■ Exercise goal
Identify all lines in the listing that include the word "JSON", and copy them out.

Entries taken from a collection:
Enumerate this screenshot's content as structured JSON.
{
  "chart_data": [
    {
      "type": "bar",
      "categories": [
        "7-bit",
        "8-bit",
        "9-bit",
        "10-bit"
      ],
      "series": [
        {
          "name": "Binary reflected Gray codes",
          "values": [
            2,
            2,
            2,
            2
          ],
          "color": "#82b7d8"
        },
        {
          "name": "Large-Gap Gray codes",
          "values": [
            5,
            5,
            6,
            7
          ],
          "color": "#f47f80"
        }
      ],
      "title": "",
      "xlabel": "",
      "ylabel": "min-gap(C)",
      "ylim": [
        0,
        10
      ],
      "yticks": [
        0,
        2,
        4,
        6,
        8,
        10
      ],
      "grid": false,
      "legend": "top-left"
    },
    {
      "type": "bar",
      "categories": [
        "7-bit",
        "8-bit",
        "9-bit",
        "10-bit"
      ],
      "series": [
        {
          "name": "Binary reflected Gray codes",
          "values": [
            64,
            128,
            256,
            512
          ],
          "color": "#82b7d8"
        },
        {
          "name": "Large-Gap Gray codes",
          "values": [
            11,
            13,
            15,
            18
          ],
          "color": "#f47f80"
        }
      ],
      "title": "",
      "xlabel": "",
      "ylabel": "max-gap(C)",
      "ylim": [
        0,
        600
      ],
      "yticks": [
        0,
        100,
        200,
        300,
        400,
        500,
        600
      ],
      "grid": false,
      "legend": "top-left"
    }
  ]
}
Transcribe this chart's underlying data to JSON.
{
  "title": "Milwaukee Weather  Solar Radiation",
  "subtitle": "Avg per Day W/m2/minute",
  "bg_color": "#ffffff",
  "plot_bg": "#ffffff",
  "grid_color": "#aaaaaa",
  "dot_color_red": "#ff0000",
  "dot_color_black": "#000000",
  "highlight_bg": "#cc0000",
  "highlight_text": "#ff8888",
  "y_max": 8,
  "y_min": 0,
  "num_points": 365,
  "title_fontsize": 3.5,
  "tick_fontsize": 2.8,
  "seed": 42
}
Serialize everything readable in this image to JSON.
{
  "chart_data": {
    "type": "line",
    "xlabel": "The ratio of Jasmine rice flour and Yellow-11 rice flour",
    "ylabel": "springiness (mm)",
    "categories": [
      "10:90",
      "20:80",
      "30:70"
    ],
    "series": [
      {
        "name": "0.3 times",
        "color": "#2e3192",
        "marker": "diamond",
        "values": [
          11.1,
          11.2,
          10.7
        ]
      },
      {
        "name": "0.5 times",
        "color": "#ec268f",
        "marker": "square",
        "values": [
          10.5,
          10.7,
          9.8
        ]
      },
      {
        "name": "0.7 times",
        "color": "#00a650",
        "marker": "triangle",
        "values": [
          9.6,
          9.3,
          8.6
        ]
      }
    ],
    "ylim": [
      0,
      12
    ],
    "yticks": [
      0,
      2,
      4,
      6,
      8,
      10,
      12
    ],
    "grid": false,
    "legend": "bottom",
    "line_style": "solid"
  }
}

■ Output
Enumerate this screenshot's content as structured JSON.
Transcribe this chart's underlying data to JSON.
Serialize everything readable in this image to JSON.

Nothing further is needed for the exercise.